> **Request**
Can you copy the item below word for word, leaving out the picture?
*** Data rows
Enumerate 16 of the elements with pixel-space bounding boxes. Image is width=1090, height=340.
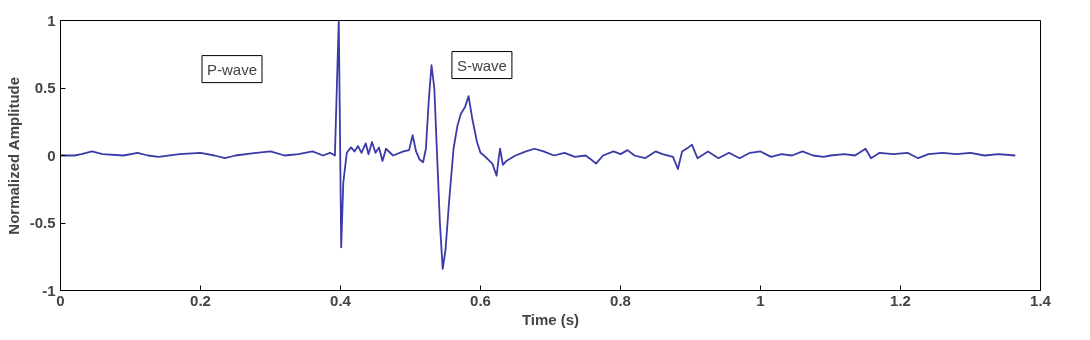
x-tick-label: 0.8 (610, 291, 631, 309)
x-tick-label: 1.2 (890, 291, 911, 309)
annotation: P-wave (206, 60, 258, 78)
y-tick-label: -0.5 (29, 214, 56, 231)
x-tick-label: 0.2 (190, 291, 211, 309)
y-tick-label: 0.5 (34, 79, 56, 96)
x-tick-label: 0.6 (470, 291, 491, 309)
x-tick-label: 0.4 (330, 291, 352, 309)
y-tick-label: -1 (42, 281, 56, 299)
x-tick-label: 1.4 (1030, 291, 1052, 309)
y-tick-label: 1 (47, 11, 56, 29)
y-tick-label: 0 (47, 146, 56, 164)
x-axis-title: Time (s) (521, 310, 580, 328)
y-axis-title: Normalized Amplitude (4, 76, 22, 235)
annotation: S-wave (456, 56, 507, 74)
x-tick-label: 1 (756, 291, 765, 309)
******
> **Response to this exercise**
Enumerate 16 of the elements with pixel-space bounding boxes. Image is width=1090, height=340.
x-tick-label: 0.8 (610, 291, 631, 309)
x-tick-label: 1.2 (890, 291, 911, 309)
annotation: P-wave (206, 60, 258, 78)
y-tick-label: -0.5 (29, 214, 56, 231)
x-tick-label: 0.2 (190, 291, 211, 309)
y-tick-label: 0.5 (34, 79, 56, 96)
x-tick-label: 0.6 (470, 291, 491, 309)
x-tick-label: 0.4 (330, 291, 352, 309)
y-tick-label: -1 (42, 281, 56, 299)
x-tick-label: 1.4 (1030, 291, 1052, 309)
y-tick-label: 1 (47, 11, 56, 29)
y-tick-label: 0 (47, 146, 56, 164)
x-axis-title: Time (s) (521, 310, 580, 328)
y-axis-title: Normalized Amplitude (4, 76, 22, 235)
annotation: S-wave (456, 56, 507, 74)
x-tick-label: 1 (756, 291, 765, 309)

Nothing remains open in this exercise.